§ **The request**
Transcribe the records that follow in their entirety, omitting any pictures.

[START OF Data for the task]

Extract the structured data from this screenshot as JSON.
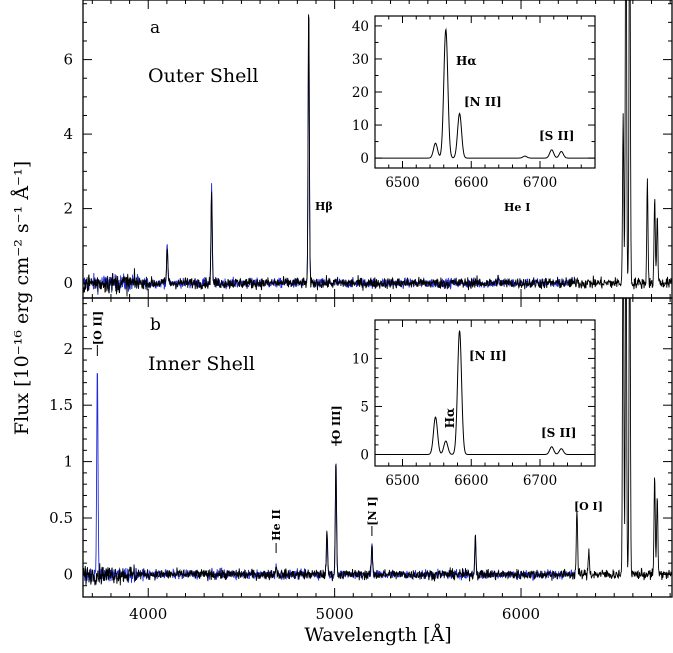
{
  "figure": {
    "xlabel": "Wavelength [Å]",
    "ylabel": "Flux [10⁻¹⁶ erg cm⁻² s⁻¹ Å⁻¹]",
    "colors": {
      "black_series": "#000000",
      "blue_series": "#1f2bd6"
    }
  },
  "chart_data": [
    {
      "type": "line",
      "panel": "a",
      "title": "Outer Shell",
      "xlim": [
        3650,
        6810
      ],
      "ylim": [
        -0.4,
        7.6
      ],
      "xticks": [
        4000,
        5000,
        6000
      ],
      "xticks_labeled": false,
      "yticks": [
        0,
        2,
        4,
        6
      ],
      "series": [
        {
          "color": "blue",
          "x_range": [
            3650,
            6290
          ],
          "noise_sigma": 0.13
        },
        {
          "color": "black",
          "x_range": [
            3650,
            6810
          ],
          "noise_sigma": 0.15
        }
      ],
      "emission_lines": [
        {
          "x": 4102,
          "peak": 1.0
        },
        {
          "x": 4340,
          "peak": 2.55
        },
        {
          "x": 4861,
          "peak": 7.4,
          "label": "Hβ"
        },
        {
          "x": 5876,
          "peak": 0.15
        },
        {
          "x": 6300,
          "peak": 0.1
        },
        {
          "x": 5650,
          "peak": 0.0
        },
        {
          "x": 6338,
          "peak": 0.0
        },
        {
          "x": 6678,
          "peak": 2.2,
          "label": "He I",
          "label_at": 6378
        },
        {
          "x": 6548,
          "peak": 4.5
        },
        {
          "x": 6563,
          "peak": 12.0
        },
        {
          "x": 6583,
          "peak": 12.0
        },
        {
          "x": 6717,
          "peak": 2.3
        },
        {
          "x": 6731,
          "peak": 1.85
        },
        {
          "x": 6678,
          "peak": 0.55,
          "label_at": 6678
        }
      ],
      "inset": {
        "xlim": [
          6460,
          6780
        ],
        "ylim": [
          -3,
          43
        ],
        "xticks": [
          6500,
          6600,
          6700
        ],
        "yticks": [
          0,
          10,
          20,
          30,
          40
        ],
        "lines": [
          {
            "x": 6548,
            "peak": 4.5
          },
          {
            "x": 6563,
            "peak": 39,
            "label": "Hα"
          },
          {
            "x": 6583,
            "peak": 13.5,
            "label": "[N II]"
          },
          {
            "x": 6678,
            "peak": 0.6
          },
          {
            "x": 6717,
            "peak": 2.5,
            "label": "[S II]"
          },
          {
            "x": 6731,
            "peak": 2.0
          }
        ]
      }
    },
    {
      "type": "line",
      "panel": "b",
      "title": "Inner Shell",
      "xlim": [
        3650,
        6810
      ],
      "ylim": [
        -0.2,
        2.45
      ],
      "xticks": [
        4000,
        5000,
        6000
      ],
      "xtick_labels": [
        "4000",
        "5000",
        "6000"
      ],
      "yticks": [
        0,
        0.5,
        1,
        1.5,
        2
      ],
      "ytick_labels": [
        "0",
        "0.5",
        "1",
        "1.5",
        "2"
      ],
      "series": [
        {
          "color": "blue",
          "x_range": [
            3650,
            6290
          ],
          "noise_sigma": 0.04
        },
        {
          "color": "black",
          "x_range": [
            3650,
            6810
          ],
          "noise_sigma": 0.045
        }
      ],
      "emission_lines": [
        {
          "x": 3727,
          "peak": 1.88,
          "series": "blue",
          "label": "[O II]"
        },
        {
          "x": 4686,
          "peak": 0.08,
          "label": "He II"
        },
        {
          "x": 4959,
          "peak": 0.38
        },
        {
          "x": 5007,
          "peak": 1.02,
          "label": "[O III]"
        },
        {
          "x": 5200,
          "peak": 0.26,
          "label": "[N I]"
        },
        {
          "x": 5755,
          "peak": 0.34
        },
        {
          "x": 6300,
          "peak": 0.6,
          "label": "[O I]"
        },
        {
          "x": 6364,
          "peak": 0.22
        },
        {
          "x": 6548,
          "peak": 3.5
        },
        {
          "x": 6563,
          "peak": 3.5
        },
        {
          "x": 6583,
          "peak": 3.5
        },
        {
          "x": 6717,
          "peak": 0.88
        },
        {
          "x": 6731,
          "peak": 0.7
        }
      ],
      "inset": {
        "xlim": [
          6460,
          6780
        ],
        "ylim": [
          -1.2,
          14
        ],
        "xticks": [
          6500,
          6600,
          6700
        ],
        "yticks": [
          0,
          5,
          10
        ],
        "lines": [
          {
            "x": 6548,
            "peak": 3.9
          },
          {
            "x": 6563,
            "peak": 1.4,
            "label": "Hα"
          },
          {
            "x": 6583,
            "peak": 12.9,
            "label": "[N II]"
          },
          {
            "x": 6717,
            "peak": 0.8,
            "label": "[S II]"
          },
          {
            "x": 6731,
            "peak": 0.6
          }
        ]
      }
    }
  ]
}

[END OF Data for the task]

§ **Result**
Extract the structured data from this screenshot as JSON.
{
  "figure": {
    "xlabel": "Wavelength [Å]",
    "ylabel": "Flux [10⁻¹⁶ erg cm⁻² s⁻¹ Å⁻¹]",
    "colors": {
      "black_series": "#000000",
      "blue_series": "#1f2bd6"
    }
  },
  "chart_data": [
    {
      "type": "line",
      "panel": "a",
      "title": "Outer Shell",
      "xlim": [
        3650,
        6810
      ],
      "ylim": [
        -0.4,
        7.6
      ],
      "xticks": [
        4000,
        5000,
        6000
      ],
      "xticks_labeled": false,
      "yticks": [
        0,
        2,
        4,
        6
      ],
      "series": [
        {
          "color": "blue",
          "x_range": [
            3650,
            6290
          ],
          "noise_sigma": 0.13
        },
        {
          "color": "black",
          "x_range": [
            3650,
            6810
          ],
          "noise_sigma": 0.15
        }
      ],
      "emission_lines": [
        {
          "x": 4102,
          "peak": 1.0
        },
        {
          "x": 4340,
          "peak": 2.55
        },
        {
          "x": 4861,
          "peak": 7.4,
          "label": "Hβ"
        },
        {
          "x": 5876,
          "peak": 0.15
        },
        {
          "x": 6300,
          "peak": 0.1
        },
        {
          "x": 5650,
          "peak": 0.0
        },
        {
          "x": 6338,
          "peak": 0.0
        },
        {
          "x": 6678,
          "peak": 2.2,
          "label": "He I",
          "label_at": 6378
        },
        {
          "x": 6548,
          "peak": 4.5
        },
        {
          "x": 6563,
          "peak": 12.0
        },
        {
          "x": 6583,
          "peak": 12.0
        },
        {
          "x": 6717,
          "peak": 2.3
        },
        {
          "x": 6731,
          "peak": 1.85
        },
        {
          "x": 6678,
          "peak": 0.55,
          "label_at": 6678
        }
      ],
      "inset": {
        "xlim": [
          6460,
          6780
        ],
        "ylim": [
          -3,
          43
        ],
        "xticks": [
          6500,
          6600,
          6700
        ],
        "yticks": [
          0,
          10,
          20,
          30,
          40
        ],
        "lines": [
          {
            "x": 6548,
            "peak": 4.5
          },
          {
            "x": 6563,
            "peak": 39,
            "label": "Hα"
          },
          {
            "x": 6583,
            "peak": 13.5,
            "label": "[N II]"
          },
          {
            "x": 6678,
            "peak": 0.6
          },
          {
            "x": 6717,
            "peak": 2.5,
            "label": "[S II]"
          },
          {
            "x": 6731,
            "peak": 2.0
          }
        ]
      }
    },
    {
      "type": "line",
      "panel": "b",
      "title": "Inner Shell",
      "xlim": [
        3650,
        6810
      ],
      "ylim": [
        -0.2,
        2.45
      ],
      "xticks": [
        4000,
        5000,
        6000
      ],
      "xtick_labels": [
        "4000",
        "5000",
        "6000"
      ],
      "yticks": [
        0,
        0.5,
        1,
        1.5,
        2
      ],
      "ytick_labels": [
        "0",
        "0.5",
        "1",
        "1.5",
        "2"
      ],
      "series": [
        {
          "color": "blue",
          "x_range": [
            3650,
            6290
          ],
          "noise_sigma": 0.04
        },
        {
          "color": "black",
          "x_range": [
            3650,
            6810
          ],
          "noise_sigma": 0.045
        }
      ],
      "emission_lines": [
        {
          "x": 3727,
          "peak": 1.88,
          "series": "blue",
          "label": "[O II]"
        },
        {
          "x": 4686,
          "peak": 0.08,
          "label": "He II"
        },
        {
          "x": 4959,
          "peak": 0.38
        },
        {
          "x": 5007,
          "peak": 1.02,
          "label": "[O III]"
        },
        {
          "x": 5200,
          "peak": 0.26,
          "label": "[N I]"
        },
        {
          "x": 5755,
          "peak": 0.34
        },
        {
          "x": 6300,
          "peak": 0.6,
          "label": "[O I]"
        },
        {
          "x": 6364,
          "peak": 0.22
        },
        {
          "x": 6548,
          "peak": 3.5
        },
        {
          "x": 6563,
          "peak": 3.5
        },
        {
          "x": 6583,
          "peak": 3.5
        },
        {
          "x": 6717,
          "peak": 0.88
        },
        {
          "x": 6731,
          "peak": 0.7
        }
      ],
      "inset": {
        "xlim": [
          6460,
          6780
        ],
        "ylim": [
          -1.2,
          14
        ],
        "xticks": [
          6500,
          6600,
          6700
        ],
        "yticks": [
          0,
          5,
          10
        ],
        "lines": [
          {
            "x": 6548,
            "peak": 3.9
          },
          {
            "x": 6563,
            "peak": 1.4,
            "label": "Hα"
          },
          {
            "x": 6583,
            "peak": 12.9,
            "label": "[N II]"
          },
          {
            "x": 6717,
            "peak": 0.8,
            "label": "[S II]"
          },
          {
            "x": 6731,
            "peak": 0.6
          }
        ]
      }
    }
  ]
}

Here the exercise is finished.